- **PROBLEM REQUIREMENTS**: Check each line below for the word "TradingView", and copy those that have it.

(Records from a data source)
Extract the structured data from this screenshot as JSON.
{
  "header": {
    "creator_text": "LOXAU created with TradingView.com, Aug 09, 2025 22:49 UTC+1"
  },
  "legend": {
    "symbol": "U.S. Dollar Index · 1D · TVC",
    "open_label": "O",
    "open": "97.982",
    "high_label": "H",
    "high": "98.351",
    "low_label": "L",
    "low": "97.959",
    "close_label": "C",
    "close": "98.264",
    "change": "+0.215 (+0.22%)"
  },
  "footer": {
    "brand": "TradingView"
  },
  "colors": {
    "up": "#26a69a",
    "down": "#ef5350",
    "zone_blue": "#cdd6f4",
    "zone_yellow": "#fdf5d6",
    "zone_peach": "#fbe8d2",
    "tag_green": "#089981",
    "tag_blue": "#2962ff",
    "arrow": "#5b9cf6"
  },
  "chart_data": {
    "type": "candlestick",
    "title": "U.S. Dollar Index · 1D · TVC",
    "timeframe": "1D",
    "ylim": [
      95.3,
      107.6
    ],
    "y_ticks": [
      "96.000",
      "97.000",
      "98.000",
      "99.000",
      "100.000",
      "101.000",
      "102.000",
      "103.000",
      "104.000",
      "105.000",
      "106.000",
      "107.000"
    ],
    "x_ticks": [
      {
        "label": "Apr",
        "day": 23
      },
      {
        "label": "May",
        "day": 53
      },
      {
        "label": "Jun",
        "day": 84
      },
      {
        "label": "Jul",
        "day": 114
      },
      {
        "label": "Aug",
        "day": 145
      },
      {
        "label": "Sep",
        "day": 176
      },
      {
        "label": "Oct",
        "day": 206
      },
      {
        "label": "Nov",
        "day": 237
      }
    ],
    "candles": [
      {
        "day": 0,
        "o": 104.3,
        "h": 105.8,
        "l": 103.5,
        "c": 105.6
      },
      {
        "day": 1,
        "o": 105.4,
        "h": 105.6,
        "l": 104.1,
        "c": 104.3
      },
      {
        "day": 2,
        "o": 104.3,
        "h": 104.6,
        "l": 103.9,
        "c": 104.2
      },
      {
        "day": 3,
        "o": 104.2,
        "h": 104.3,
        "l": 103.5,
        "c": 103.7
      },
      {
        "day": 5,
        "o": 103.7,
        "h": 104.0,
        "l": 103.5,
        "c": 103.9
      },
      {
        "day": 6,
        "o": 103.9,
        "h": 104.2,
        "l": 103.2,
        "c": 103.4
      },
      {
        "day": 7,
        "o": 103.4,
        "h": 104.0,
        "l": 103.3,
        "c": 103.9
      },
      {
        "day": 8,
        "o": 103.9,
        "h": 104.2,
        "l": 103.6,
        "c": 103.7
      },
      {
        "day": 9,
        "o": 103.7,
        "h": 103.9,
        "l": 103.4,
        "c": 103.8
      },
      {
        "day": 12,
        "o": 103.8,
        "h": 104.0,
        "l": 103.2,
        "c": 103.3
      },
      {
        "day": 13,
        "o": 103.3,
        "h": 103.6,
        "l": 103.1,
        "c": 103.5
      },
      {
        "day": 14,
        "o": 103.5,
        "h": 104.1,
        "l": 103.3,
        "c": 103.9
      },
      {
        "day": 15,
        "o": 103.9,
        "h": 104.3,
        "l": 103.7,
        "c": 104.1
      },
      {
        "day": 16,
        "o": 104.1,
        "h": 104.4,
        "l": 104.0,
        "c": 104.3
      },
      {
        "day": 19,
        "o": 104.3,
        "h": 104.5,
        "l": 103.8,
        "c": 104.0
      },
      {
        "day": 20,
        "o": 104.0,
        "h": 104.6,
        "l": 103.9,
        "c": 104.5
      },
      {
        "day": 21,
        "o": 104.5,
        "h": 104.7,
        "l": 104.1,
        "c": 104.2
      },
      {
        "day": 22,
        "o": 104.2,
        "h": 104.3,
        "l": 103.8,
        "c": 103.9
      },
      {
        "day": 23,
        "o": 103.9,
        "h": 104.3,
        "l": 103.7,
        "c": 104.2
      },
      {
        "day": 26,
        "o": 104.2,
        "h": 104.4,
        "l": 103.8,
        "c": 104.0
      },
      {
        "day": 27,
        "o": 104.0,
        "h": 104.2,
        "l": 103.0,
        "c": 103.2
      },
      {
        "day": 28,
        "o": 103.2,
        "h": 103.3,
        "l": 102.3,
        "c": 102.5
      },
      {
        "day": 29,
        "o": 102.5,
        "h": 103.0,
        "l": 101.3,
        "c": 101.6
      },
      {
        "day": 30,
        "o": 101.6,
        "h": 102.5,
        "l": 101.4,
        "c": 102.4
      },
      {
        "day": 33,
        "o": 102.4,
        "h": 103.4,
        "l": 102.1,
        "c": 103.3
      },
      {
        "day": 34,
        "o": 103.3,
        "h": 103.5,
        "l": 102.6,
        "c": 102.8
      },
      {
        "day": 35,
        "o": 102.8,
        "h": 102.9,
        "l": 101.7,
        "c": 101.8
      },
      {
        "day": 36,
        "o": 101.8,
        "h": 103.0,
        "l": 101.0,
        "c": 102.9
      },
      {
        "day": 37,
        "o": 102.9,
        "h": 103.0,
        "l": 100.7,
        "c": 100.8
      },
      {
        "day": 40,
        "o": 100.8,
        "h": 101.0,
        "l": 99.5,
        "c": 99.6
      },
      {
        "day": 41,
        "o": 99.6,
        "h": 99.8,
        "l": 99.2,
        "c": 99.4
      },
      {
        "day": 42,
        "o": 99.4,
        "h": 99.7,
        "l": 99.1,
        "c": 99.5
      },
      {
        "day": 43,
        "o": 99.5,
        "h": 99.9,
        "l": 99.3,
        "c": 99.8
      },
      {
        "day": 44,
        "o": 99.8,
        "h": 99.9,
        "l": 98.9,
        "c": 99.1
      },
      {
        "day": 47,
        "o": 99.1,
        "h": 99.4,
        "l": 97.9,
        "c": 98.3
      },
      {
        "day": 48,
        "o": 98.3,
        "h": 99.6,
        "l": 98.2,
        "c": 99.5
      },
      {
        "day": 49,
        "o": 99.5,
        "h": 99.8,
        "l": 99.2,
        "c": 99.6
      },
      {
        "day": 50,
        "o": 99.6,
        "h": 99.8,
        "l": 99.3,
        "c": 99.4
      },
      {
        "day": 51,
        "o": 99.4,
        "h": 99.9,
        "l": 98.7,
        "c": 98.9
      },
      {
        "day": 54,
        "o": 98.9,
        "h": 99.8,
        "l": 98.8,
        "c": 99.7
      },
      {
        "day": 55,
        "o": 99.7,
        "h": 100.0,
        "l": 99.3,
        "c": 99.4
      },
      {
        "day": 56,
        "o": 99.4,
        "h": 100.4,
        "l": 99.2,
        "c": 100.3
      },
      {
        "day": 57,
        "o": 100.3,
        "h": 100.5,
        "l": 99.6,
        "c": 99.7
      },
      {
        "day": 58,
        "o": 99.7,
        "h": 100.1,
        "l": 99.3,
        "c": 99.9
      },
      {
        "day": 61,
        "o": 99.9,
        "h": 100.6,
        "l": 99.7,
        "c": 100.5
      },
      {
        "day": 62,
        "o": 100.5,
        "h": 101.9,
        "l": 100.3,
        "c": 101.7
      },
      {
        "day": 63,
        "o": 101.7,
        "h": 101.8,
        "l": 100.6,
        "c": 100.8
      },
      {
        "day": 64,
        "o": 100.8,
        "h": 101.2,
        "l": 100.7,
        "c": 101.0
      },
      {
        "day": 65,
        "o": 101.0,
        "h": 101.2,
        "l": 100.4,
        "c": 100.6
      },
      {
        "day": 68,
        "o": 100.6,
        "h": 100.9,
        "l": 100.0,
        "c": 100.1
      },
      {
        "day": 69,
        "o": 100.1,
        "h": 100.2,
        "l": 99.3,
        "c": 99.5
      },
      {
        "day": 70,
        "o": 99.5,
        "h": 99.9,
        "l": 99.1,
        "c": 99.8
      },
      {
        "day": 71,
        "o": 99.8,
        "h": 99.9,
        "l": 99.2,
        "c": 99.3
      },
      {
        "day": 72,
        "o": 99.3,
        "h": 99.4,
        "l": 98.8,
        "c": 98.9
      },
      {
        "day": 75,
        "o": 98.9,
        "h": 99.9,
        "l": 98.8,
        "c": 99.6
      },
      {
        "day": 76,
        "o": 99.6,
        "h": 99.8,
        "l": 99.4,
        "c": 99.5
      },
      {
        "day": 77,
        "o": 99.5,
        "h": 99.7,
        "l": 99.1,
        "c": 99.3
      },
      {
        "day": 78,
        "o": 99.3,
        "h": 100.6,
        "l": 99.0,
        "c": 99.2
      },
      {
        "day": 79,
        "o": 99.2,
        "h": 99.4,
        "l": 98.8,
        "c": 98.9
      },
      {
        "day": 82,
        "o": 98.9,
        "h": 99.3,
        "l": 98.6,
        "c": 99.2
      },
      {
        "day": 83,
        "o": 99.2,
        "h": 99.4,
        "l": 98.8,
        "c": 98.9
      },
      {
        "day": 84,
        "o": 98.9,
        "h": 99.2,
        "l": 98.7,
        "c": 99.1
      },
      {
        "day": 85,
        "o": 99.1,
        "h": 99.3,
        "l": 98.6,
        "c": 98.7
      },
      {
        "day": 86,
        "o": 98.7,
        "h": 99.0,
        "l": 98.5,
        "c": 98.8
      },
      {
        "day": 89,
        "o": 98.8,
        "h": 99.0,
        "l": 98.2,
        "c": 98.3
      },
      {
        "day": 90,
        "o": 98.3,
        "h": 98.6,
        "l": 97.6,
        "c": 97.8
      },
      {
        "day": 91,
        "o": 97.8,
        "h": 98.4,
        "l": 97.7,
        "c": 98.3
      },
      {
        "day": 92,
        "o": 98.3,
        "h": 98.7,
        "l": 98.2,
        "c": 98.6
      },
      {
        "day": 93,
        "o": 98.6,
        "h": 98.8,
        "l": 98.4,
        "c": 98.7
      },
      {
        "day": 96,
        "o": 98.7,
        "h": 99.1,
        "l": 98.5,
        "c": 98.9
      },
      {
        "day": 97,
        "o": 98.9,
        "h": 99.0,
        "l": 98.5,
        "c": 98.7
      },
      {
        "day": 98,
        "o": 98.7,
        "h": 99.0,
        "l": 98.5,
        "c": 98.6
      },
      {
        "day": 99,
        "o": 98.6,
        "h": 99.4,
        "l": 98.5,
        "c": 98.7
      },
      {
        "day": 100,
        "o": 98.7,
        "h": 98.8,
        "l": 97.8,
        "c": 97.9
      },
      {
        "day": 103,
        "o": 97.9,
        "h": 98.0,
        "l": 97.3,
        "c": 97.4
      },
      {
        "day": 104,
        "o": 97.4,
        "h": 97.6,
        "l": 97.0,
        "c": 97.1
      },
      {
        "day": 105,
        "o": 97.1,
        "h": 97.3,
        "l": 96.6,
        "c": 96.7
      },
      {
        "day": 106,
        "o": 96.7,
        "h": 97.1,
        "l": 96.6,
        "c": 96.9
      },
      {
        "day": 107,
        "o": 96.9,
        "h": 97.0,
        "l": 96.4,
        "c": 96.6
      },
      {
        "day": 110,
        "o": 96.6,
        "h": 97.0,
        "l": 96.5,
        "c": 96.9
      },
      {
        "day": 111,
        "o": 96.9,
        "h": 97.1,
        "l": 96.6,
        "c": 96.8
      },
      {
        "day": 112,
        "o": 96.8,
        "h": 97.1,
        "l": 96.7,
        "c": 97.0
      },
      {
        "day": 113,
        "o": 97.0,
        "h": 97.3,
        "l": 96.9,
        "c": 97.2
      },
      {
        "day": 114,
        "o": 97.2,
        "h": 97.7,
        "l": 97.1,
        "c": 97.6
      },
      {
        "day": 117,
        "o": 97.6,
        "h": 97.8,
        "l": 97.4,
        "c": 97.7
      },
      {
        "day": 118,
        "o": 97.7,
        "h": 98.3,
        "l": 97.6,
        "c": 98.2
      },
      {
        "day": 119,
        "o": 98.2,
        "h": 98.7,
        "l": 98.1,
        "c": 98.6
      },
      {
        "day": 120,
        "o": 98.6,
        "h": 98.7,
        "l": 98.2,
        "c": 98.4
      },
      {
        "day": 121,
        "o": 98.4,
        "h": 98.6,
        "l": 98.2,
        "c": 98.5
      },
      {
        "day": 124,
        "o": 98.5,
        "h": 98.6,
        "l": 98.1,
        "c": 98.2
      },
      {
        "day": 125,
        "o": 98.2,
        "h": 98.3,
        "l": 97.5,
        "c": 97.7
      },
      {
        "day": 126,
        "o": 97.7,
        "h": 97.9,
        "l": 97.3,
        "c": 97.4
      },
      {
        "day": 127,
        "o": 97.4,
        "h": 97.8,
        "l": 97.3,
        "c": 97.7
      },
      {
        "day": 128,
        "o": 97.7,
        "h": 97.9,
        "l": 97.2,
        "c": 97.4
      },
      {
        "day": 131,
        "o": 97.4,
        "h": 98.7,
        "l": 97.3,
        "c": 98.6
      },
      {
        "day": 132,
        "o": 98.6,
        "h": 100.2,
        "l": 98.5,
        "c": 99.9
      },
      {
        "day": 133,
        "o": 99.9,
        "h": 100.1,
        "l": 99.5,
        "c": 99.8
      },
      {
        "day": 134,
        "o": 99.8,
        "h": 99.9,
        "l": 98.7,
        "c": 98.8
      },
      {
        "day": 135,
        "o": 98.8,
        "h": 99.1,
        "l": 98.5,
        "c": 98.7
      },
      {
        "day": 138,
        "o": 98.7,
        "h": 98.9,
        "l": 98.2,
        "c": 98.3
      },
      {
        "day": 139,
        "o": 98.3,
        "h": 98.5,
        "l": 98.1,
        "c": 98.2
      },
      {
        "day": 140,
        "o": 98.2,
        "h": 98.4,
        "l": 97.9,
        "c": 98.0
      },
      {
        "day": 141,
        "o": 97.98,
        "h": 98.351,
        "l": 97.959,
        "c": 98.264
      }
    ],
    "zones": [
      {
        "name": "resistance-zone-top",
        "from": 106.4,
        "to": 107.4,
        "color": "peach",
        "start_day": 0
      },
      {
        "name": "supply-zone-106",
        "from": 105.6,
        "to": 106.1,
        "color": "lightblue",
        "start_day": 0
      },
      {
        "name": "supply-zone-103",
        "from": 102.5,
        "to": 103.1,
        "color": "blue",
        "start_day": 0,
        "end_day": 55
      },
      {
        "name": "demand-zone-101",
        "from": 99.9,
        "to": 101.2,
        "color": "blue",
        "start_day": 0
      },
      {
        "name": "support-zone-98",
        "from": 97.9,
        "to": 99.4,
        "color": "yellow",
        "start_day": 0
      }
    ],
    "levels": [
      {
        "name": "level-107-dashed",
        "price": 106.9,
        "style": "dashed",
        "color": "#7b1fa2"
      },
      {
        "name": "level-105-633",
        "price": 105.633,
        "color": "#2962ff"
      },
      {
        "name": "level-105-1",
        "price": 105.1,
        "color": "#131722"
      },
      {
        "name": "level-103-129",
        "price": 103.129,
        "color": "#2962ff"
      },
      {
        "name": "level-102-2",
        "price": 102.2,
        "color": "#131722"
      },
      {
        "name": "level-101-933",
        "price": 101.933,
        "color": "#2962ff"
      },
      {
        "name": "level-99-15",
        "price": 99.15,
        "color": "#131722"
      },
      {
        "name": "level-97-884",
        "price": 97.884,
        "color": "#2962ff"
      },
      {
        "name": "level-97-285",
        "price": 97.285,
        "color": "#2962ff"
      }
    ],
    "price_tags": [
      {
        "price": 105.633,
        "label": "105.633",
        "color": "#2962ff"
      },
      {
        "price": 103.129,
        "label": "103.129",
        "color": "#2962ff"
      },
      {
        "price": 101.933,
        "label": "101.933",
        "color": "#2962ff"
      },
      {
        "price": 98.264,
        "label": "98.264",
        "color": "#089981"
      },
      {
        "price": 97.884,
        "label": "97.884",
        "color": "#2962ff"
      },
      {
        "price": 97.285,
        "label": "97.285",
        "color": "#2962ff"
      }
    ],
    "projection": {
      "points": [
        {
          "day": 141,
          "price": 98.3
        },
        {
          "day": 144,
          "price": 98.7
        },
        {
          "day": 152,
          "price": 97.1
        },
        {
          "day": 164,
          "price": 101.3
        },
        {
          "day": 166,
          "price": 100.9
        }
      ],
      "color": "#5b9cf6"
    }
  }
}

- **SOLUTION TO THIS TASK**:
    "creator_text": "LOXAU created with TradingView.com, Aug 09, 2025 22:49 UTC+1"
    "brand": "TradingView"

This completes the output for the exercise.